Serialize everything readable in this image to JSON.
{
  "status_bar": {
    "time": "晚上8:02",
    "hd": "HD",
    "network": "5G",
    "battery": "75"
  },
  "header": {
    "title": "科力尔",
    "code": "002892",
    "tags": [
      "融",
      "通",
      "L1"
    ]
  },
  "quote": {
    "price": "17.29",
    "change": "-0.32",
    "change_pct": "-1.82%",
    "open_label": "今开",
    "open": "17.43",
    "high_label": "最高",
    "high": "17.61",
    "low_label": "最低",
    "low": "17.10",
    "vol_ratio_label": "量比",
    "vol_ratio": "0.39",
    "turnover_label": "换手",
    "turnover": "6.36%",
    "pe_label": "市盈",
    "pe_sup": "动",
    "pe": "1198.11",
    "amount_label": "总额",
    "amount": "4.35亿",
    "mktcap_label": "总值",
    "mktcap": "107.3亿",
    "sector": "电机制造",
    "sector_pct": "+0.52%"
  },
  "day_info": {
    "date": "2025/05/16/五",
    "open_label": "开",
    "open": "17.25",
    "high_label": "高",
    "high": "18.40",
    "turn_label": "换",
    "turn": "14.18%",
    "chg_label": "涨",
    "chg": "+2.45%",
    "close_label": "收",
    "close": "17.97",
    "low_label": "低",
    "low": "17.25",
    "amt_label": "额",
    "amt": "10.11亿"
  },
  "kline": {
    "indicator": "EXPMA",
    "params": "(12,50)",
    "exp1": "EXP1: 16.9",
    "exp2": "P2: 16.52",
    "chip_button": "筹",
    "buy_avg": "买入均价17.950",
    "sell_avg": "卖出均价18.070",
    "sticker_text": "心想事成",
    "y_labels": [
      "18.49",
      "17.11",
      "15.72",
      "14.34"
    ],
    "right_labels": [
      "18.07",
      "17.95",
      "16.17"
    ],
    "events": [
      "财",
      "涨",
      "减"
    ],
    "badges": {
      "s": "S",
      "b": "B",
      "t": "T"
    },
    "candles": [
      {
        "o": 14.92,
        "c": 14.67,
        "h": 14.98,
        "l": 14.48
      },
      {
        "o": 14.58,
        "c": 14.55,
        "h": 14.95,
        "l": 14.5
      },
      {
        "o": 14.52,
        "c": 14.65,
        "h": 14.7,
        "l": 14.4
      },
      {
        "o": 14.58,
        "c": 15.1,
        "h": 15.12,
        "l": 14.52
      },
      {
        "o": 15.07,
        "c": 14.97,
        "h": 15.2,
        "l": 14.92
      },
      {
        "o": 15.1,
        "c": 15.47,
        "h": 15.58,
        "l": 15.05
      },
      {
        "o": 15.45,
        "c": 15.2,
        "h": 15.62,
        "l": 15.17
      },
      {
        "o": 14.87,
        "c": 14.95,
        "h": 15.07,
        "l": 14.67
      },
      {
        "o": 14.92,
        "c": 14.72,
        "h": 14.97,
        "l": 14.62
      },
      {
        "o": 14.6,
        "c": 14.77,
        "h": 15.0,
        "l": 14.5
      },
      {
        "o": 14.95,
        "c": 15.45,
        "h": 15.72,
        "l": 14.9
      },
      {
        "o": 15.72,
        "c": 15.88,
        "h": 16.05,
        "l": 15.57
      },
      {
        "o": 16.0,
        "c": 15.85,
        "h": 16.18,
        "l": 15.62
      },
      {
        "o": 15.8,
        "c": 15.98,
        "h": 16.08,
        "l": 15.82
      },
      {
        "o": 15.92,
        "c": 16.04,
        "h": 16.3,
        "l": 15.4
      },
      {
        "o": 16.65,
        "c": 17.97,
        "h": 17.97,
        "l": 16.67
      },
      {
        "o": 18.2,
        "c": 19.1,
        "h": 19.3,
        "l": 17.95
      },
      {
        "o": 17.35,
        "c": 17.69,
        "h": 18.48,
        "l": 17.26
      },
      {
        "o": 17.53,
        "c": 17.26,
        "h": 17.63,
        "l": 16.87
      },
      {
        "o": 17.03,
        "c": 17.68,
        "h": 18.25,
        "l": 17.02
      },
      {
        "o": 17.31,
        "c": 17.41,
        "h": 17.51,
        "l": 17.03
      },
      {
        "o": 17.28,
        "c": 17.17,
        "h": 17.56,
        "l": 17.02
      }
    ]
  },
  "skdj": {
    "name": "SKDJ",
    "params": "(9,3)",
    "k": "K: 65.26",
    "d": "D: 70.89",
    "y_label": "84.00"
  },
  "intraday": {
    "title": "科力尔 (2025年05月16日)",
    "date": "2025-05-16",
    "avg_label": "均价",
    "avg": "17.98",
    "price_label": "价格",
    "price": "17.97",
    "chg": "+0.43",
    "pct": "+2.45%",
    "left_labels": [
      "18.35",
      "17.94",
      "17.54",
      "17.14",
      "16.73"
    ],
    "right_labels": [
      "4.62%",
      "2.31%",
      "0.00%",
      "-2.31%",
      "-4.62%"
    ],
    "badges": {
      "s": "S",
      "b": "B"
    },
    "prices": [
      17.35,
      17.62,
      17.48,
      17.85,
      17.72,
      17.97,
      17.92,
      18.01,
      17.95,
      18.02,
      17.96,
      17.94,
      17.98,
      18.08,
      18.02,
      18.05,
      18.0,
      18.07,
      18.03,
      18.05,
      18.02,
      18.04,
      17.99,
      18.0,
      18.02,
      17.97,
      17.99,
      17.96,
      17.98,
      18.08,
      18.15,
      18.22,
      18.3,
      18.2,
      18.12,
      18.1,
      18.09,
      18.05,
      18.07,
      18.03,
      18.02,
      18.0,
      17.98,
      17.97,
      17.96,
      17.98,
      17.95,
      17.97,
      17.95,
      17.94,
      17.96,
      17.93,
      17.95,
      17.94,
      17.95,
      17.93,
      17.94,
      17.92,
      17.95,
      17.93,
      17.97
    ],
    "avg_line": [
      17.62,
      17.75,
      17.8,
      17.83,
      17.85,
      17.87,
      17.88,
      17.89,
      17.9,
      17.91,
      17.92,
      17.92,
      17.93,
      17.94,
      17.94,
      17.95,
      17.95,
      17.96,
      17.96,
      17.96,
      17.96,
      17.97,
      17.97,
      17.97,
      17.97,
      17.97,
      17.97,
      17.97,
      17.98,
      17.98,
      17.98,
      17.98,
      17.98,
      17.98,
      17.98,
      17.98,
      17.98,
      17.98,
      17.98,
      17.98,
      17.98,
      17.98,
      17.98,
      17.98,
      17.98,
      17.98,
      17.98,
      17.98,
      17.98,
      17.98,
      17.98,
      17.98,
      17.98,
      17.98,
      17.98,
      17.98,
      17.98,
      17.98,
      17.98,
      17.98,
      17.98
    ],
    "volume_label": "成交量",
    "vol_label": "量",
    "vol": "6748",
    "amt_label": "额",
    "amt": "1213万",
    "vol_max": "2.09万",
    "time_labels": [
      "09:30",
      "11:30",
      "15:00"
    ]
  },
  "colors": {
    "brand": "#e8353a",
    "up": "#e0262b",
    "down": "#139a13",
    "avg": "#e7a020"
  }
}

- EXERCISE BRIEF -
Restate all of the entries above precisely.

- RESPONSE BELOW -
Serialize everything readable in this image to JSON.
{
  "status_bar": {
    "time": "晚上8:02",
    "hd": "HD",
    "network": "5G",
    "battery": "75"
  },
  "header": {
    "title": "科力尔",
    "code": "002892",
    "tags": [
      "融",
      "通",
      "L1"
    ]
  },
  "quote": {
    "price": "17.29",
    "change": "-0.32",
    "change_pct": "-1.82%",
    "open_label": "今开",
    "open": "17.43",
    "high_label": "最高",
    "high": "17.61",
    "low_label": "最低",
    "low": "17.10",
    "vol_ratio_label": "量比",
    "vol_ratio": "0.39",
    "turnover_label": "换手",
    "turnover": "6.36%",
    "pe_label": "市盈",
    "pe_sup": "动",
    "pe": "1198.11",
    "amount_label": "总额",
    "amount": "4.35亿",
    "mktcap_label": "总值",
    "mktcap": "107.3亿",
    "sector": "电机制造",
    "sector_pct": "+0.52%"
  },
  "day_info": {
    "date": "2025/05/16/五",
    "open_label": "开",
    "open": "17.25",
    "high_label": "高",
    "high": "18.40",
    "turn_label": "换",
    "turn": "14.18%",
    "chg_label": "涨",
    "chg": "+2.45%",
    "close_label": "收",
    "close": "17.97",
    "low_label": "低",
    "low": "17.25",
    "amt_label": "额",
    "amt": "10.11亿"
  },
  "kline": {
    "indicator": "EXPMA",
    "params": "(12,50)",
    "exp1": "EXP1: 16.9",
    "exp2": "P2: 16.52",
    "chip_button": "筹",
    "buy_avg": "买入均价17.950",
    "sell_avg": "卖出均价18.070",
    "sticker_text": "心想事成",
    "y_labels": [
      "18.49",
      "17.11",
      "15.72",
      "14.34"
    ],
    "right_labels": [
      "18.07",
      "17.95",
      "16.17"
    ],
    "events": [
      "财",
      "涨",
      "减"
    ],
    "badges": {
      "s": "S",
      "b": "B",
      "t": "T"
    },
    "candles": [
      {
        "o": 14.92,
        "c": 14.67,
        "h": 14.98,
        "l": 14.48
      },
      {
        "o": 14.58,
        "c": 14.55,
        "h": 14.95,
        "l": 14.5
      },
      {
        "o": 14.52,
        "c": 14.65,
        "h": 14.7,
        "l": 14.4
      },
      {
        "o": 14.58,
        "c": 15.1,
        "h": 15.12,
        "l": 14.52
      },
      {
        "o": 15.07,
        "c": 14.97,
        "h": 15.2,
        "l": 14.92
      },
      {
        "o": 15.1,
        "c": 15.47,
        "h": 15.58,
        "l": 15.05
      },
      {
        "o": 15.45,
        "c": 15.2,
        "h": 15.62,
        "l": 15.17
      },
      {
        "o": 14.87,
        "c": 14.95,
        "h": 15.07,
        "l": 14.67
      },
      {
        "o": 14.92,
        "c": 14.72,
        "h": 14.97,
        "l": 14.62
      },
      {
        "o": 14.6,
        "c": 14.77,
        "h": 15.0,
        "l": 14.5
      },
      {
        "o": 14.95,
        "c": 15.45,
        "h": 15.72,
        "l": 14.9
      },
      {
        "o": 15.72,
        "c": 15.88,
        "h": 16.05,
        "l": 15.57
      },
      {
        "o": 16.0,
        "c": 15.85,
        "h": 16.18,
        "l": 15.62
      },
      {
        "o": 15.8,
        "c": 15.98,
        "h": 16.08,
        "l": 15.82
      },
      {
        "o": 15.92,
        "c": 16.04,
        "h": 16.3,
        "l": 15.4
      },
      {
        "o": 16.65,
        "c": 17.97,
        "h": 17.97,
        "l": 16.67
      },
      {
        "o": 18.2,
        "c": 19.1,
        "h": 19.3,
        "l": 17.95
      },
      {
        "o": 17.35,
        "c": 17.69,
        "h": 18.48,
        "l": 17.26
      },
      {
        "o": 17.53,
        "c": 17.26,
        "h": 17.63,
        "l": 16.87
      },
      {
        "o": 17.03,
        "c": 17.68,
        "h": 18.25,
        "l": 17.02
      },
      {
        "o": 17.31,
        "c": 17.41,
        "h": 17.51,
        "l": 17.03
      },
      {
        "o": 17.28,
        "c": 17.17,
        "h": 17.56,
        "l": 17.02
      }
    ]
  },
  "skdj": {
    "name": "SKDJ",
    "params": "(9,3)",
    "k": "K: 65.26",
    "d": "D: 70.89",
    "y_label": "84.00"
  },
  "intraday": {
    "title": "科力尔 (2025年05月16日)",
    "date": "2025-05-16",
    "avg_label": "均价",
    "avg": "17.98",
    "price_label": "价格",
    "price": "17.97",
    "chg": "+0.43",
    "pct": "+2.45%",
    "left_labels": [
      "18.35",
      "17.94",
      "17.54",
      "17.14",
      "16.73"
    ],
    "right_labels": [
      "4.62%",
      "2.31%",
      "0.00%",
      "-2.31%",
      "-4.62%"
    ],
    "badges": {
      "s": "S",
      "b": "B"
    },
    "prices": [
      17.35,
      17.62,
      17.48,
      17.85,
      17.72,
      17.97,
      17.92,
      18.01,
      17.95,
      18.02,
      17.96,
      17.94,
      17.98,
      18.08,
      18.02,
      18.05,
      18.0,
      18.07,
      18.03,
      18.05,
      18.02,
      18.04,
      17.99,
      18.0,
      18.02,
      17.97,
      17.99,
      17.96,
      17.98,
      18.08,
      18.15,
      18.22,
      18.3,
      18.2,
      18.12,
      18.1,
      18.09,
      18.05,
      18.07,
      18.03,
      18.02,
      18.0,
      17.98,
      17.97,
      17.96,
      17.98,
      17.95,
      17.97,
      17.95,
      17.94,
      17.96,
      17.93,
      17.95,
      17.94,
      17.95,
      17.93,
      17.94,
      17.92,
      17.95,
      17.93,
      17.97
    ],
    "avg_line": [
      17.62,
      17.75,
      17.8,
      17.83,
      17.85,
      17.87,
      17.88,
      17.89,
      17.9,
      17.91,
      17.92,
      17.92,
      17.93,
      17.94,
      17.94,
      17.95,
      17.95,
      17.96,
      17.96,
      17.96,
      17.96,
      17.97,
      17.97,
      17.97,
      17.97,
      17.97,
      17.97,
      17.97,
      17.98,
      17.98,
      17.98,
      17.98,
      17.98,
      17.98,
      17.98,
      17.98,
      17.98,
      17.98,
      17.98,
      17.98,
      17.98,
      17.98,
      17.98,
      17.98,
      17.98,
      17.98,
      17.98,
      17.98,
      17.98,
      17.98,
      17.98,
      17.98,
      17.98,
      17.98,
      17.98,
      17.98,
      17.98,
      17.98,
      17.98,
      17.98,
      17.98
    ],
    "volume_label": "成交量",
    "vol_label": "量",
    "vol": "6748",
    "amt_label": "额",
    "amt": "1213万",
    "vol_max": "2.09万",
    "time_labels": [
      "09:30",
      "11:30",
      "15:00"
    ]
  },
  "colors": {
    "brand": "#e8353a",
    "up": "#e0262b",
    "down": "#139a13",
    "avg": "#e7a020"
  }
}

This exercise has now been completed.